(Figure contents as structured data)

* * * * * * * * *

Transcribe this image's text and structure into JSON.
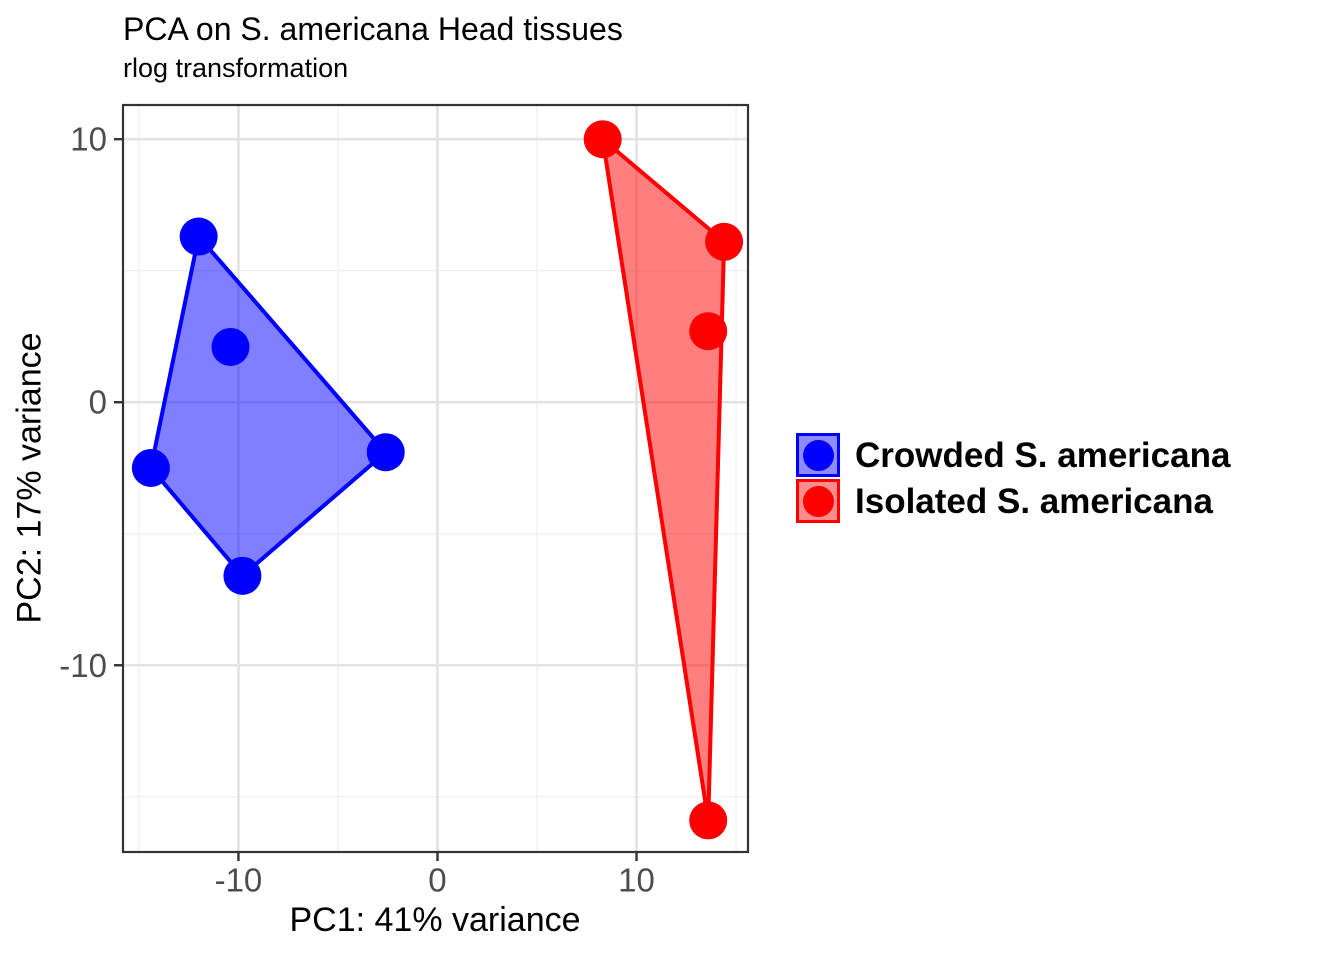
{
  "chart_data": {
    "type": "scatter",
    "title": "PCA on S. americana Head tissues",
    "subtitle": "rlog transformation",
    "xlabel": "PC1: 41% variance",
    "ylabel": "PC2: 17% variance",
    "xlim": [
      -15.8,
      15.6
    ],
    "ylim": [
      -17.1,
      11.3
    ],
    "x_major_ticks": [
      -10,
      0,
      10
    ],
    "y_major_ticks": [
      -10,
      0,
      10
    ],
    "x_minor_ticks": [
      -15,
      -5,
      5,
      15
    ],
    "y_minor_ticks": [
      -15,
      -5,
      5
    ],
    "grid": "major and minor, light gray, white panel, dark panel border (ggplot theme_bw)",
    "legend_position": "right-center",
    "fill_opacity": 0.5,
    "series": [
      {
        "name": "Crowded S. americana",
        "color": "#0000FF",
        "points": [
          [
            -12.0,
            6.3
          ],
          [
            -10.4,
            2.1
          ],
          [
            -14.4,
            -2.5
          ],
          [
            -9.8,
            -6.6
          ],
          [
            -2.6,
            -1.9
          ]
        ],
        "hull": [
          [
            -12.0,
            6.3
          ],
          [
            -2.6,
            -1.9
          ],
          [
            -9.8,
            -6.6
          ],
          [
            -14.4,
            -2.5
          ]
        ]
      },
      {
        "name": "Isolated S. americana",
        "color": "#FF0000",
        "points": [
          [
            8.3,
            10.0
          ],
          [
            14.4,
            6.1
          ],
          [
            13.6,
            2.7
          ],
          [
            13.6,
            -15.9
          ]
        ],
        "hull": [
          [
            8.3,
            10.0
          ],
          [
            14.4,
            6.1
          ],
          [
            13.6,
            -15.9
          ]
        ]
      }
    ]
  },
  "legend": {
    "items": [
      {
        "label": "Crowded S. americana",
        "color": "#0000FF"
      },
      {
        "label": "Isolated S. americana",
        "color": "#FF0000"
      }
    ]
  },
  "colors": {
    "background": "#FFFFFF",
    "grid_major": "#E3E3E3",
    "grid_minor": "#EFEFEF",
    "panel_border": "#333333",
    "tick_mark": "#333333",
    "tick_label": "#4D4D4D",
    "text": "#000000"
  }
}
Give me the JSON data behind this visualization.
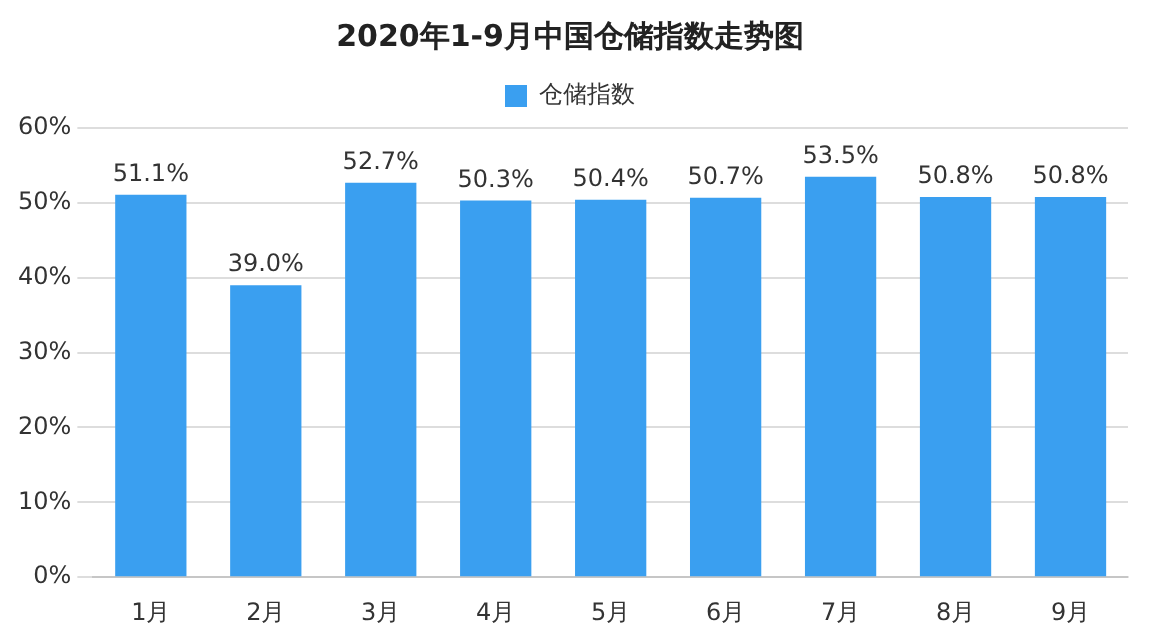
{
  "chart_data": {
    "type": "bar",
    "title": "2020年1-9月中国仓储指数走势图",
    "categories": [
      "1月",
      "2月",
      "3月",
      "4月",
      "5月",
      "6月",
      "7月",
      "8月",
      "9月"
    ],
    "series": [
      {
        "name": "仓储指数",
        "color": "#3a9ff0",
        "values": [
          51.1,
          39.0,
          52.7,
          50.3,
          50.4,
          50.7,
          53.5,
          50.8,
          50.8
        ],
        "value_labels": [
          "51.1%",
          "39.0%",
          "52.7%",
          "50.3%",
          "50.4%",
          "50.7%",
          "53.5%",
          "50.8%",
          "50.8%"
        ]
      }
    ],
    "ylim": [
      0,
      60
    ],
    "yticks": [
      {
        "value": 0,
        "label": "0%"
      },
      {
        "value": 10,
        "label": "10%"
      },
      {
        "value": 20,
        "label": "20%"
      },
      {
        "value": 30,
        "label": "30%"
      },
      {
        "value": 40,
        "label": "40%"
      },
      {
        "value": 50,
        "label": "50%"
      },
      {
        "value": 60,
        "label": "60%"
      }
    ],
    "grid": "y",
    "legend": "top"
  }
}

* * * * * * * * *

• DIRECTIONS:
Repeat the records word for word. Any picture in them should be left out.

• OUTPUT OF THE TASK:
Transcribe this image's text and structure into JSON.
{
  "chart_data": {
    "type": "scatter",
    "title": "PCA on S. americana Head tissues",
    "subtitle": "rlog transformation",
    "xlabel": "PC1: 41% variance",
    "ylabel": "PC2: 17% variance",
    "xlim": [
      -15.8,
      15.6
    ],
    "ylim": [
      -17.1,
      11.3
    ],
    "x_major_ticks": [
      -10,
      0,
      10
    ],
    "y_major_ticks": [
      -10,
      0,
      10
    ],
    "x_minor_ticks": [
      -15,
      -5,
      5,
      15
    ],
    "y_minor_ticks": [
      -15,
      -5,
      5
    ],
    "grid": "major and minor, light gray, white panel, dark panel border (ggplot theme_bw)",
    "legend_position": "right-center",
    "fill_opacity": 0.5,
    "series": [
      {
        "name": "Crowded S. americana",
        "color": "#0000FF",
        "points": [
          [
            -12.0,
            6.3
          ],
          [
            -10.4,
            2.1
          ],
          [
            -14.4,
            -2.5
          ],
          [
            -9.8,
            -6.6
          ],
          [
            -2.6,
            -1.9
          ]
        ],
        "hull": [
          [
            -12.0,
            6.3
          ],
          [
            -2.6,
            -1.9
          ],
          [
            -9.8,
            -6.6
          ],
          [
            -14.4,
            -2.5
          ]
        ]
      },
      {
        "name": "Isolated S. americana",
        "color": "#FF0000",
        "points": [
          [
            8.3,
            10.0
          ],
          [
            14.4,
            6.1
          ],
          [
            13.6,
            2.7
          ],
          [
            13.6,
            -15.9
          ]
        ],
        "hull": [
          [
            8.3,
            10.0
          ],
          [
            14.4,
            6.1
          ],
          [
            13.6,
            -15.9
          ]
        ]
      }
    ]
  },
  "legend": {
    "items": [
      {
        "label": "Crowded S. americana",
        "color": "#0000FF"
      },
      {
        "label": "Isolated S. americana",
        "color": "#FF0000"
      }
    ]
  },
  "colors": {
    "background": "#FFFFFF",
    "grid_major": "#E3E3E3",
    "grid_minor": "#EFEFEF",
    "panel_border": "#333333",
    "tick_mark": "#333333",
    "tick_label": "#4D4D4D",
    "text": "#000000"
  }
}
Give me the JSON data behind this visualization.
{
  "chart_data": {
    "type": "bar",
    "title": "2020年1-9月中国仓储指数走势图",
    "categories": [
      "1月",
      "2月",
      "3月",
      "4月",
      "5月",
      "6月",
      "7月",
      "8月",
      "9月"
    ],
    "series": [
      {
        "name": "仓储指数",
        "color": "#3a9ff0",
        "values": [
          51.1,
          39.0,
          52.7,
          50.3,
          50.4,
          50.7,
          53.5,
          50.8,
          50.8
        ],
        "value_labels": [
          "51.1%",
          "39.0%",
          "52.7%",
          "50.3%",
          "50.4%",
          "50.7%",
          "53.5%",
          "50.8%",
          "50.8%"
        ]
      }
    ],
    "ylim": [
      0,
      60
    ],
    "yticks": [
      {
        "value": 0,
        "label": "0%"
      },
      {
        "value": 10,
        "label": "10%"
      },
      {
        "value": 20,
        "label": "20%"
      },
      {
        "value": 30,
        "label": "30%"
      },
      {
        "value": 40,
        "label": "40%"
      },
      {
        "value": 50,
        "label": "50%"
      },
      {
        "value": 60,
        "label": "60%"
      }
    ],
    "grid": "y",
    "legend": "top"
  }
}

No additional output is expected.